▶ Instruction
Go over the entries below line by line, copying each one that contains the word "this".

Entries with figure data:

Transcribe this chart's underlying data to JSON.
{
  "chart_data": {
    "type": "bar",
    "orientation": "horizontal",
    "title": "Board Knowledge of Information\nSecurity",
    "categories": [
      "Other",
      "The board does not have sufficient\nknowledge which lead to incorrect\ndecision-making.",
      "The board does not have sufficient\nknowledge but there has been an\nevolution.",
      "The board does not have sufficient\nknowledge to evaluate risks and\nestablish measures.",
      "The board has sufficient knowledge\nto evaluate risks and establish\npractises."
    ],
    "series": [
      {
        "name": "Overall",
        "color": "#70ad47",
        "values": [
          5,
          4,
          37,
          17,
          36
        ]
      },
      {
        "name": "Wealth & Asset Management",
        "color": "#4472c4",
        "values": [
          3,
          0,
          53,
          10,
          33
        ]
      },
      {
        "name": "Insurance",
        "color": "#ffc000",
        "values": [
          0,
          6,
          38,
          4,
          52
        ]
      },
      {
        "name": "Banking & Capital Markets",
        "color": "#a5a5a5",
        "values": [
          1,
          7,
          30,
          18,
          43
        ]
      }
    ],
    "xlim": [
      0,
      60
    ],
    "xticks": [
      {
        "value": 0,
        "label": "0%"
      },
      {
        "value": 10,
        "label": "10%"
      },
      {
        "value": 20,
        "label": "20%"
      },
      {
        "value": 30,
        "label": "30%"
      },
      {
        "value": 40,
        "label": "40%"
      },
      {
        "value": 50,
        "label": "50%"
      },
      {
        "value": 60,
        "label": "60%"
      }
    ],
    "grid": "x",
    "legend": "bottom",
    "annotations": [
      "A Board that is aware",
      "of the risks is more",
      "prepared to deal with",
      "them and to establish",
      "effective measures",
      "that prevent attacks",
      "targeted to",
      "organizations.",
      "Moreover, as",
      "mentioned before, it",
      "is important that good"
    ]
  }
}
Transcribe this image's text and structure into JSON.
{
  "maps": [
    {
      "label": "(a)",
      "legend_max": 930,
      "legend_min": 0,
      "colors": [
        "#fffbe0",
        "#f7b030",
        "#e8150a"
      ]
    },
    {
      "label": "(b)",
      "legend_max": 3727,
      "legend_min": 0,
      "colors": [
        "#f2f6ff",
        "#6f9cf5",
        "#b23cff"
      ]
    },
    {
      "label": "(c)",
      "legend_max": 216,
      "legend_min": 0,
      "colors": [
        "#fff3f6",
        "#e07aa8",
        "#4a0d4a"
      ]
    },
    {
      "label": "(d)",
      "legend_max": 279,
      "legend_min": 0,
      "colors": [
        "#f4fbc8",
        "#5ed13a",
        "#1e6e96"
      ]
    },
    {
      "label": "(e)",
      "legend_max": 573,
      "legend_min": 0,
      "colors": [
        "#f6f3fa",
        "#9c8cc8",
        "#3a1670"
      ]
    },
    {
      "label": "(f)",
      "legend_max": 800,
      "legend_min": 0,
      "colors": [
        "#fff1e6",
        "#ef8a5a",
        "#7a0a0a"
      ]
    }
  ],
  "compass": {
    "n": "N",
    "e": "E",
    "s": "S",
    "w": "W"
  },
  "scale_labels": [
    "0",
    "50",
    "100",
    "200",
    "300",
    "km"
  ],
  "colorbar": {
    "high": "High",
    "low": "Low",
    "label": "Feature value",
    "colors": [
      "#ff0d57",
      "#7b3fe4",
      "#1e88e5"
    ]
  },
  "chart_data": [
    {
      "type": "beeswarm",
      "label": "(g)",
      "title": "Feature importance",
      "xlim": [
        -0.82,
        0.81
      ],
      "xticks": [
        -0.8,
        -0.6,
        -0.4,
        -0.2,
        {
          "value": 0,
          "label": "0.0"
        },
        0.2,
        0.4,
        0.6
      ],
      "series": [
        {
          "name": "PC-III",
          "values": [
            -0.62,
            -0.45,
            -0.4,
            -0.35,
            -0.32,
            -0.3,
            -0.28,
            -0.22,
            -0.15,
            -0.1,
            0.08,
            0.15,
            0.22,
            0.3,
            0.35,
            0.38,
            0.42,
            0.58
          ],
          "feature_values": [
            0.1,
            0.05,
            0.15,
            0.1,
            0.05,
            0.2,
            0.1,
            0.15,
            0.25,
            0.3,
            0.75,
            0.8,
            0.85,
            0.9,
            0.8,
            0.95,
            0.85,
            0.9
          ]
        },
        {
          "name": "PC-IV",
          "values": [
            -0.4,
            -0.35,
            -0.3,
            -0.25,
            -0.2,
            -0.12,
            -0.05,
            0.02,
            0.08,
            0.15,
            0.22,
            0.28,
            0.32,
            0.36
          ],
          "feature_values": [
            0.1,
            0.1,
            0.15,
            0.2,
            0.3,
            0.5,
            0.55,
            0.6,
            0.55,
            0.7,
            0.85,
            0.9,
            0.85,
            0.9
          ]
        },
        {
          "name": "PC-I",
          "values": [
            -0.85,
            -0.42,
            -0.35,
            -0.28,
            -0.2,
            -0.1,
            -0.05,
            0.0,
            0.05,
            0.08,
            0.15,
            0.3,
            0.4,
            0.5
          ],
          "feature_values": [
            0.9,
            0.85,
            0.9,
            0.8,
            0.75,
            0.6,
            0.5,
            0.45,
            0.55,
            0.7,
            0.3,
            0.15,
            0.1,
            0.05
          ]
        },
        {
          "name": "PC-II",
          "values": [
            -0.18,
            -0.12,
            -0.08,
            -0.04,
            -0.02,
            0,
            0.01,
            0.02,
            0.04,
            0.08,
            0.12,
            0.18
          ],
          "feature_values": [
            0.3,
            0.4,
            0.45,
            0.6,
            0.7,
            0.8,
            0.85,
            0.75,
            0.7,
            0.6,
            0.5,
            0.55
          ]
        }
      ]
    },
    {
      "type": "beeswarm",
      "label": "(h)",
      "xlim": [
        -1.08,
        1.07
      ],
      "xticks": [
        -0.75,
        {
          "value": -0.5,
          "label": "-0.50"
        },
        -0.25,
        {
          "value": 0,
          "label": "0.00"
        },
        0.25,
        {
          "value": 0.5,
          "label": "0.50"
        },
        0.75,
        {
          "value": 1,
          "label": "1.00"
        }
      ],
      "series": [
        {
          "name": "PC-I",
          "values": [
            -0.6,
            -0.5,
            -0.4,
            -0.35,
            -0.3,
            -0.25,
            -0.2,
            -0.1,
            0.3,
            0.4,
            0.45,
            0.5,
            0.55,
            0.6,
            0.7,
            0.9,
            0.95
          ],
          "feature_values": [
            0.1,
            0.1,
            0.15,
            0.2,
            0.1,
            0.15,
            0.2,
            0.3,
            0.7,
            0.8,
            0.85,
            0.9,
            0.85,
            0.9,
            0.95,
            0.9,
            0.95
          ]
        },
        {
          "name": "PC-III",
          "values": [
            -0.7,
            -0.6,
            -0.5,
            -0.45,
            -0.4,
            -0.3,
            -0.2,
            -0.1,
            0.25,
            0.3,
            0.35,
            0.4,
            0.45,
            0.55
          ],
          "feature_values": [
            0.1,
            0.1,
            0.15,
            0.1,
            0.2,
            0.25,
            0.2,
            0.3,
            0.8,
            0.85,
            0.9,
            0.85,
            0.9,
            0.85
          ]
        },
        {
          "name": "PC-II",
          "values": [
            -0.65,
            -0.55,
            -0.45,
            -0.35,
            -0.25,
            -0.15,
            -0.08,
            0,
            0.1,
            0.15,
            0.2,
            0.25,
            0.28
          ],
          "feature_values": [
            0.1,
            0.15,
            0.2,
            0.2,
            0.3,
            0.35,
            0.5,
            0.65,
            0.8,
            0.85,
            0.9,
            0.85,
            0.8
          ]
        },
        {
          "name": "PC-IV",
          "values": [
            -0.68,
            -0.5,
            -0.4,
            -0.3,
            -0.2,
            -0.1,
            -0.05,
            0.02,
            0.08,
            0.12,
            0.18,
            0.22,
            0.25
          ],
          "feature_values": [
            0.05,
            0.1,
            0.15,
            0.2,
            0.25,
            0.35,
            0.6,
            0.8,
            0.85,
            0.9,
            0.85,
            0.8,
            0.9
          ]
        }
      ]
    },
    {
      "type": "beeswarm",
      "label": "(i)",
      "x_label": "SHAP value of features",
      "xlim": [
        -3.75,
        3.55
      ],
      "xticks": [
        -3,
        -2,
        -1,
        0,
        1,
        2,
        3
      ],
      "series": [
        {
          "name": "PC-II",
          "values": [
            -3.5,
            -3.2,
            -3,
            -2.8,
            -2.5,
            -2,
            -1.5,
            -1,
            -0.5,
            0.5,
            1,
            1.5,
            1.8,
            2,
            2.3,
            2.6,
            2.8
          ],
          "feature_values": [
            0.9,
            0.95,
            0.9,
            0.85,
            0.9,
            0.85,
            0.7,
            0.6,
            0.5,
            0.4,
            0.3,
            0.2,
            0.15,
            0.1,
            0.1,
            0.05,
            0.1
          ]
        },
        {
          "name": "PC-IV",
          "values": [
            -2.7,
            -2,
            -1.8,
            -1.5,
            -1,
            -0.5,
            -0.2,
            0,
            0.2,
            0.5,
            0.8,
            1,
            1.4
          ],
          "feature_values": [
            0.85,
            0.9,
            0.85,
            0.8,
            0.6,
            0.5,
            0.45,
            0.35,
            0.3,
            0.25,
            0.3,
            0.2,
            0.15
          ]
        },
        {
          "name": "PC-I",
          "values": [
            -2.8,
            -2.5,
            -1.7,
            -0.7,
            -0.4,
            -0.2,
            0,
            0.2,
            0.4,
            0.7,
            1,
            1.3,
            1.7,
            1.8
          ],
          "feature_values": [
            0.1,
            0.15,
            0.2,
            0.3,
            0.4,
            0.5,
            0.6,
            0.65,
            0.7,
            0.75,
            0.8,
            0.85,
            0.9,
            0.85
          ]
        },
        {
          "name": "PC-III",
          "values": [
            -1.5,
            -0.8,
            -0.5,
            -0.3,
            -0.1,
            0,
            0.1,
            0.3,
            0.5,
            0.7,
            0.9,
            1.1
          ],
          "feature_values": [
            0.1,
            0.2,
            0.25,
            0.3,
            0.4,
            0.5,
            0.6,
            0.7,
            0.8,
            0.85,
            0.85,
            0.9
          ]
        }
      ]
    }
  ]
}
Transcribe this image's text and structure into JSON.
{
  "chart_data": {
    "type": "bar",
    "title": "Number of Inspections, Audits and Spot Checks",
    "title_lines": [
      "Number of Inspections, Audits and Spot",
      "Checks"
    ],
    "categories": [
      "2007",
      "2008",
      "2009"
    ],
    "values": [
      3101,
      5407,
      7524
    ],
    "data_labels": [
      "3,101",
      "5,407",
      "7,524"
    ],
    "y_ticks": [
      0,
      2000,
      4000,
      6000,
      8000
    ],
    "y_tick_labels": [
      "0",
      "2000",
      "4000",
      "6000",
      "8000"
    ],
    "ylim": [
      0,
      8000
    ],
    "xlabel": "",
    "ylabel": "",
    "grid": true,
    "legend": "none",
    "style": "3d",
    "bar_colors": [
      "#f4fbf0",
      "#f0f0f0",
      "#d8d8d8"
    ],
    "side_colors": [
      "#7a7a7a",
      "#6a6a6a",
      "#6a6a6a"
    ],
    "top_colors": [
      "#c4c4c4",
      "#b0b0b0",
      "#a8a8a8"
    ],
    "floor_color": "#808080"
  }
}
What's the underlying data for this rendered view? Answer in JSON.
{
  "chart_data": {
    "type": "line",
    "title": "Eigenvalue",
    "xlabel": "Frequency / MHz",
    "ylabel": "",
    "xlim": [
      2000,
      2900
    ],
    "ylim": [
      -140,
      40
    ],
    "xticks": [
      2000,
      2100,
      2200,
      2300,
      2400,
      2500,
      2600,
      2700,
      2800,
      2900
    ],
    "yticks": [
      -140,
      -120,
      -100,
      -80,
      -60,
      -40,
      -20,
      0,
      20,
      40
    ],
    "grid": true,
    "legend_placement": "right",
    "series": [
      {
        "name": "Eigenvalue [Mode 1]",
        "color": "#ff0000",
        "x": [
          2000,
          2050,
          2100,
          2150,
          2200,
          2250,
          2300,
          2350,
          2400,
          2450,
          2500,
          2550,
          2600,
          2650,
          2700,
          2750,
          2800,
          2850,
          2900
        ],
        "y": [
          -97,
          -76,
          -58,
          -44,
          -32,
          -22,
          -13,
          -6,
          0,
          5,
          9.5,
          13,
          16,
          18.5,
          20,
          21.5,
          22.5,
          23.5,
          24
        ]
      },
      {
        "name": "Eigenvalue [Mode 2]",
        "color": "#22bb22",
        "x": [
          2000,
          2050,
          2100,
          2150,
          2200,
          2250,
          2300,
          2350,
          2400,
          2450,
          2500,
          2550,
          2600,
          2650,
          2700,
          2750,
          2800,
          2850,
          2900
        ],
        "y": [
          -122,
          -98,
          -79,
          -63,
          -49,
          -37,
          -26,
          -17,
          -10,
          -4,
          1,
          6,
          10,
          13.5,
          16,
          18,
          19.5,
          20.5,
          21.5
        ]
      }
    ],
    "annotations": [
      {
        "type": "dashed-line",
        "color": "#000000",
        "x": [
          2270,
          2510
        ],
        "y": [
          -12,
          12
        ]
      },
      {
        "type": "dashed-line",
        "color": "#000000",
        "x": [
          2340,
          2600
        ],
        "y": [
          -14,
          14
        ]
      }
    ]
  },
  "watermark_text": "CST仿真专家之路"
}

▶ Exercise solution
Transcribe this chart's underlying data to JSON.
Transcribe this image's text and structure into JSON.
Transcribe this image's text and structure into JSON.
What's the underlying data for this rendered view? Answer in JSON.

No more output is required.